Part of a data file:
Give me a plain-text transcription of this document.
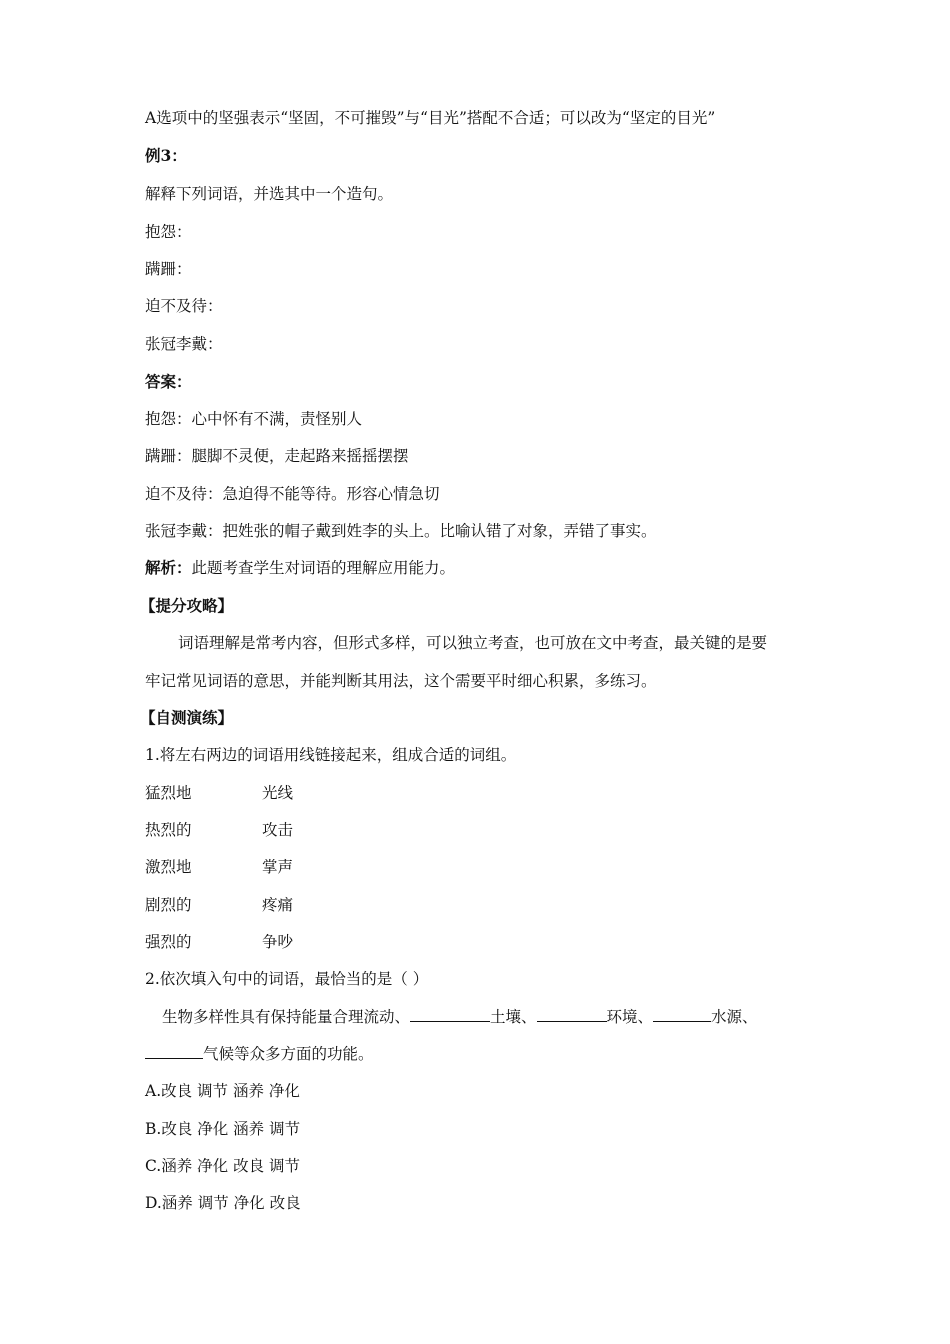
A选项中的坚强表示“坚固，不可摧毁”与“目光”搭配不合适；可以改为“坚定的目光”
例3：
解释下列词语，并选其中一个造句。
抱怨：
蹒跚：
迫不及待：
张冠李戴：
答案：
抱怨：心中怀有不满，责怪别人
蹒跚：腿脚不灵便，走起路来摇摇摆摆
迫不及待：急迫得不能等待。形容心情急切
张冠李戴：把姓张的帽子戴到姓李的头上。比喻认错了对象，弄错了事实。
解析：此题考查学生对词语的理解应用能力。
【提分攻略】
词语理解是常考内容，但形式多样，可以独立考查，也可放在文中考查，最关键的是要
牢记常见词语的意思，并能判断其用法，这个需要平时细心积累，多练习。
【自测演练】
1.将左右两边的词语用线链接起来，组成合适的词组。
猛烈地	光线
热烈的	攻击
激烈地	掌声
剧烈的	疼痛
强烈的	争吵
2.依次填入句中的词语，最恰当的是（ ）
生物多样性具有保持能量合理流动、	土壤、	环境、	水源、
气候等众多方面的功能。
A.改良 调节 涵养 净化
B.改良 净化 涵养 调节
C.涵养 净化 改良 调节
D.涵养 调节 净化 改良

*Work to be completed:*
Find the word "张冠李戴" in the material, then list each line that holds it.

*Result of this task:*
张冠李戴：
张冠李戴：把姓张的帽子戴到姓李的头上。比喻认错了对象，弄错了事实。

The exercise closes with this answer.